_Given task:_ Reproduce the records below exactly as they appear, omitting any pictures they contain.

_Data in this exercise:_
▶

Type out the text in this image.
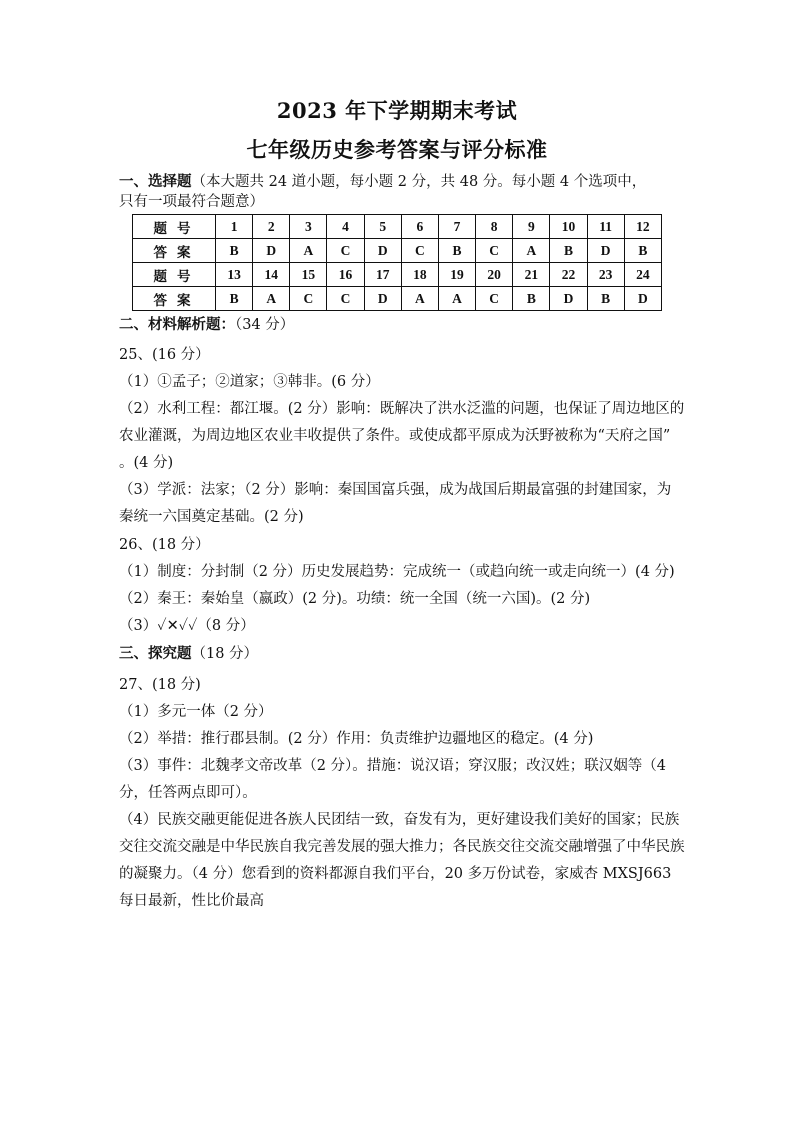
2023 年下学期期末考试
七年级历史参考答案与评分标准
一、选择题（本大题共 24 道小题，每小题 2 分，共 48 分。每小题 4 个选项中，
只有一项最符合题意）
题号	1	2	3	4	5	6	7	8	9	10	11	12
答案	B	D	A	C	D	C	B	C	A	B	D	B
题号	13	14	15	16	17	18	19	20	21	22	23	24
答案	B	A	C	C	D	A	A	C	B	D	B	D
二、材料解析题：（34 分）
25、(16 分）
（1）①孟子；②道家；③韩非。(6 分）
（2）水利工程：都江堰。(2 分）影响：既解决了洪水泛滥的问题，也保证了周边地区的农业灌溉，为周边地区农业丰收提供了条件。或使成都平原成为沃野被称为“天府之国” 。(4 分)
（3）学派：法家；（2 分）影响：秦国国富兵强，成为战国后期最富强的封建国家，为秦统一六国奠定基础。(2 分)
26、(18 分）
（1）制度：分封制（2 分）历史发展趋势：完成统一（或趋向统一或走向统一）(4 分)
（2）秦王：秦始皇（嬴政）(2 分)。功绩：统一全国（统一六国)。(2 分)
（3）✓✕✓✓（8 分）
三、探究题（18 分）
27、(18 分)
（1）多元一体（2 分）
（2）举措：推行郡县制。(2 分）作用：负责维护边疆地区的稳定。(4 分)
（3）事件：北魏孝文帝改革（2 分）。措施：说汉语；穿汉服；改汉姓；联汉姻等（4 分，任答两点即可）。
（4）民族交融更能促进各族人民团结一致，奋发有为，更好建设我们美好的国家；民族交往交流交融是中华民族自我完善发展的强大推力；各民族交往交流交融增强了中华民族的凝聚力。（4 分）您看到的资料都源自我们平台，20 多万份试卷，家威杏 MXSJ663 每日最新，性比价最高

◀

_Response below:_
Type out the text in this image.
2023 年下学期期末考试
七年级历史参考答案与评分标准
一、选择题（本大题共 24 道小题，每小题 2 分，共 48 分。每小题 4 个选项中，
只有一项最符合题意）
题号	1	2	3	4	5	6	7	8	9	10	11	12
答案	B	D	A	C	D	C	B	C	A	B	D	B
题号	13	14	15	16	17	18	19	20	21	22	23	24
答案	B	A	C	C	D	A	A	C	B	D	B	D
二、材料解析题：（34 分）
25、(16 分）
（1）①孟子；②道家；③韩非。(6 分）
（2）水利工程：都江堰。(2 分）影响：既解决了洪水泛滥的问题，也保证了周边地区的农业灌溉，为周边地区农业丰收提供了条件。或使成都平原成为沃野被称为“天府之国” 。(4 分)
（3）学派：法家；（2 分）影响：秦国国富兵强，成为战国后期最富强的封建国家，为秦统一六国奠定基础。(2 分)
26、(18 分）
（1）制度：分封制（2 分）历史发展趋势：完成统一（或趋向统一或走向统一）(4 分)
（2）秦王：秦始皇（嬴政）(2 分)。功绩：统一全国（统一六国)。(2 分)
（3）✓✕✓✓（8 分）
三、探究题（18 分）
27、(18 分)
（1）多元一体（2 分）
（2）举措：推行郡县制。(2 分）作用：负责维护边疆地区的稳定。(4 分)
（3）事件：北魏孝文帝改革（2 分）。措施：说汉语；穿汉服；改汉姓；联汉姻等（4 分，任答两点即可）。
（4）民族交融更能促进各族人民团结一致，奋发有为，更好建设我们美好的国家；民族交往交流交融是中华民族自我完善发展的强大推力；各民族交往交流交融增强了中华民族的凝聚力。（4 分）您看到的资料都源自我们平台，20 多万份试卷，家威杏 MXSJ663 每日最新，性比价最高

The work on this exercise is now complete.